* _What is asked_:
Looking at the listing beneath, work out how many lines hold "Commercial" and report only that figure.

A block of data

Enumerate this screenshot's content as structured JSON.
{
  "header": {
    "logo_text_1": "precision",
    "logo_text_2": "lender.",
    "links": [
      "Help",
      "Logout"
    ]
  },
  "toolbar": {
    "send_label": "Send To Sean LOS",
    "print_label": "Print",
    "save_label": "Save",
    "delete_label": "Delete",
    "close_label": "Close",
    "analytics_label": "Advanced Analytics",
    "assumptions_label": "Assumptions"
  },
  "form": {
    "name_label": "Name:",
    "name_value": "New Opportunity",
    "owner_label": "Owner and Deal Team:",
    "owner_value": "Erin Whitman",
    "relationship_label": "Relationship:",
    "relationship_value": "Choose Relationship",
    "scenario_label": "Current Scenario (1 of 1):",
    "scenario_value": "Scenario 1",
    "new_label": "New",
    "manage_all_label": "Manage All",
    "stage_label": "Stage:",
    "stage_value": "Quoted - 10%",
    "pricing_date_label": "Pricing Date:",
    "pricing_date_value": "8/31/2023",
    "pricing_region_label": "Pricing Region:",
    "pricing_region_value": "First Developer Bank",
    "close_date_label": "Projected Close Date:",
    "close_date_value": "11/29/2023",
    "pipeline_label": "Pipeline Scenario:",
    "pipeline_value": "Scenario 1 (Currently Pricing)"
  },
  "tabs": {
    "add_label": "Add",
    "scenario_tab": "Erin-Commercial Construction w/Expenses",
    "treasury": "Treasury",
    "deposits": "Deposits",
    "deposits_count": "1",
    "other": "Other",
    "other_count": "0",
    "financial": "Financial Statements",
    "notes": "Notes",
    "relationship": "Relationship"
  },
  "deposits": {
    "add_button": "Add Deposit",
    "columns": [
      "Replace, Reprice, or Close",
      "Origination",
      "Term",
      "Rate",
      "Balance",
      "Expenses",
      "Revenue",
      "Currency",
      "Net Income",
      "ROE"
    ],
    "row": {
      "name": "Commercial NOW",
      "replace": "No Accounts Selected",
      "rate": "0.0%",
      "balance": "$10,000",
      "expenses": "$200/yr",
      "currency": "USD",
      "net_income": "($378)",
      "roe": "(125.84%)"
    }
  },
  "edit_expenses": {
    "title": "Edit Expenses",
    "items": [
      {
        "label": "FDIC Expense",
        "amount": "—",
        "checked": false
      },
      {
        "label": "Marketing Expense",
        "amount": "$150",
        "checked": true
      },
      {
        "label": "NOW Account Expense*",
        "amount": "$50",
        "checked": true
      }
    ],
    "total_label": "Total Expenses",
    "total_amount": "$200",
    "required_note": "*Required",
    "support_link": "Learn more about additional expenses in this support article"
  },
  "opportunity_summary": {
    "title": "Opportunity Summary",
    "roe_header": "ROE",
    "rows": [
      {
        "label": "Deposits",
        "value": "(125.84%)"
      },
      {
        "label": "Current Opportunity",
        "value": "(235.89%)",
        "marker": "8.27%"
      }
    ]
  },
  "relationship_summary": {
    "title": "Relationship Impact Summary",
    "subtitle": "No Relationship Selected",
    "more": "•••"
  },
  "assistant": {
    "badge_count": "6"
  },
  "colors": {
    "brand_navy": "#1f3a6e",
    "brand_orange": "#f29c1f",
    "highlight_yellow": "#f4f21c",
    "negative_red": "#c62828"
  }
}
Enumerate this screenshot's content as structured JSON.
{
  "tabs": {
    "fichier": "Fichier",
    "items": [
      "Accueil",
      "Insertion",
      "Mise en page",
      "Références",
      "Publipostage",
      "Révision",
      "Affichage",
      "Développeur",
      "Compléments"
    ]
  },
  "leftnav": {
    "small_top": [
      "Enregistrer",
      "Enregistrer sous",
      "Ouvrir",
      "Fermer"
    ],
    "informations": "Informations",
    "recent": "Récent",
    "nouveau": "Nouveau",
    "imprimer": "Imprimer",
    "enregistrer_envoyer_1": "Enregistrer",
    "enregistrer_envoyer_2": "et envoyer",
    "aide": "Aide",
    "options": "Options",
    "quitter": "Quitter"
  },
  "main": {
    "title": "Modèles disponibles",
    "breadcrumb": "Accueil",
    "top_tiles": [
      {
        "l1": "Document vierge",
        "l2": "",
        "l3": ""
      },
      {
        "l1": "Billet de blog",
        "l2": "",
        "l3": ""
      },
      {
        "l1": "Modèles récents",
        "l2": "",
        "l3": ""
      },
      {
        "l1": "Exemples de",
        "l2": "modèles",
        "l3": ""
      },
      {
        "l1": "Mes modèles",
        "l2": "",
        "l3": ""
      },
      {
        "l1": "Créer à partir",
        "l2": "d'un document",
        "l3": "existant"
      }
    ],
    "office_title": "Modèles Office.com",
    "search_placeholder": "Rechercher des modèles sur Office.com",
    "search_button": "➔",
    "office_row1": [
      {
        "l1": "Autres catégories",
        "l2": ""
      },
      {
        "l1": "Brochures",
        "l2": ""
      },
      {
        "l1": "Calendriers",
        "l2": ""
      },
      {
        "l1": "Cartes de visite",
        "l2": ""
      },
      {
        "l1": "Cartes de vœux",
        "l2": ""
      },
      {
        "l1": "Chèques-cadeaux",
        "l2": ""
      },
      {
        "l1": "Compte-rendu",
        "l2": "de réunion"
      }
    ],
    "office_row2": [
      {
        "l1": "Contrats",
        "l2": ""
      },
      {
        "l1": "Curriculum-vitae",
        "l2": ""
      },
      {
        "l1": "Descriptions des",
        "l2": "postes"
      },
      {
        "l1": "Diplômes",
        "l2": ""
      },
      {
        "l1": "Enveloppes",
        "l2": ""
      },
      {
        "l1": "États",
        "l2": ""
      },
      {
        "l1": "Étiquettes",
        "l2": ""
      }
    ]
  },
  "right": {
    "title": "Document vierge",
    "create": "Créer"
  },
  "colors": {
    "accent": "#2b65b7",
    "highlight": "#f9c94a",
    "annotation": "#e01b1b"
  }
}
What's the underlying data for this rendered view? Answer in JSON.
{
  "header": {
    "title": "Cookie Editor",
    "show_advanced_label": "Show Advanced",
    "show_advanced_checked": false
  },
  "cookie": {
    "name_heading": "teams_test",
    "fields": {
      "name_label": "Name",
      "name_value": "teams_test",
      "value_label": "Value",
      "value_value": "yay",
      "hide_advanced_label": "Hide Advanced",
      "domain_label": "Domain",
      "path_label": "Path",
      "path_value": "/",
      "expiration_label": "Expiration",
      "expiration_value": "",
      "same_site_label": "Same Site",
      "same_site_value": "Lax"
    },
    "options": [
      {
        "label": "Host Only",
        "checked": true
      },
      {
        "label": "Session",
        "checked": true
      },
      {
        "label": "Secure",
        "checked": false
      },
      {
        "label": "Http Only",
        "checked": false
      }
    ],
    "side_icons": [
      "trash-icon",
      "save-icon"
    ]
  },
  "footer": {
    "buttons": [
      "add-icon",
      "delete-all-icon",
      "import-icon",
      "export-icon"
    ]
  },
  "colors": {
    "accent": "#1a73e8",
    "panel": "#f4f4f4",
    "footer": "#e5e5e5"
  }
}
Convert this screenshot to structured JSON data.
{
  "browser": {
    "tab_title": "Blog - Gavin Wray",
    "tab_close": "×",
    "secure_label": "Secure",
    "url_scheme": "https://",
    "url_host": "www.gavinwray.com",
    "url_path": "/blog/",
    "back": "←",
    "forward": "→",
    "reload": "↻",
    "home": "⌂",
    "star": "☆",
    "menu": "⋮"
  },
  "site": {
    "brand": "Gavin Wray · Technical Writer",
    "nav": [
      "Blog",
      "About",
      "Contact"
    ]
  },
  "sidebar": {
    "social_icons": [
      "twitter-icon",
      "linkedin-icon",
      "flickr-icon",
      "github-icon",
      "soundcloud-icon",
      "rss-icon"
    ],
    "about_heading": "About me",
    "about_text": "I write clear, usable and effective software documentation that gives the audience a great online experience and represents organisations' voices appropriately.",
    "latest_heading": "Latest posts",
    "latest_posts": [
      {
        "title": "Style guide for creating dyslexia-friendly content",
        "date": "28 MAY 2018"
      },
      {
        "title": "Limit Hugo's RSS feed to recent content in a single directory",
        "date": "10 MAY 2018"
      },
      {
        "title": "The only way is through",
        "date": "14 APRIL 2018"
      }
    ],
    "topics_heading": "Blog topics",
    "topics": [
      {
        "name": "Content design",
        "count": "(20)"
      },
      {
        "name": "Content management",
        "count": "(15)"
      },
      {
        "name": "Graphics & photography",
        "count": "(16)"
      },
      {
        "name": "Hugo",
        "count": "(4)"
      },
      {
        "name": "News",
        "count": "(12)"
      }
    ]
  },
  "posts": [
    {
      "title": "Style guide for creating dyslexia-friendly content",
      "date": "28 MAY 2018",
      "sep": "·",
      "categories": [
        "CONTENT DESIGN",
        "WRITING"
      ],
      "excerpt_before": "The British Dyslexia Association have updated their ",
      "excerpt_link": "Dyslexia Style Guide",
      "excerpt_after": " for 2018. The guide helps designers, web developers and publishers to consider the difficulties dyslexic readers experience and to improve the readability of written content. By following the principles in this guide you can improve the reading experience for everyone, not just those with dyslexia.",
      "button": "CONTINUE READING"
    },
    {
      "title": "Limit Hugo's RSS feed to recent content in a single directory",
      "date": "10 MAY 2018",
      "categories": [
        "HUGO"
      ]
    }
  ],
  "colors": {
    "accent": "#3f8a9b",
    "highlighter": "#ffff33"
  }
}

* _Solution to this task_:
2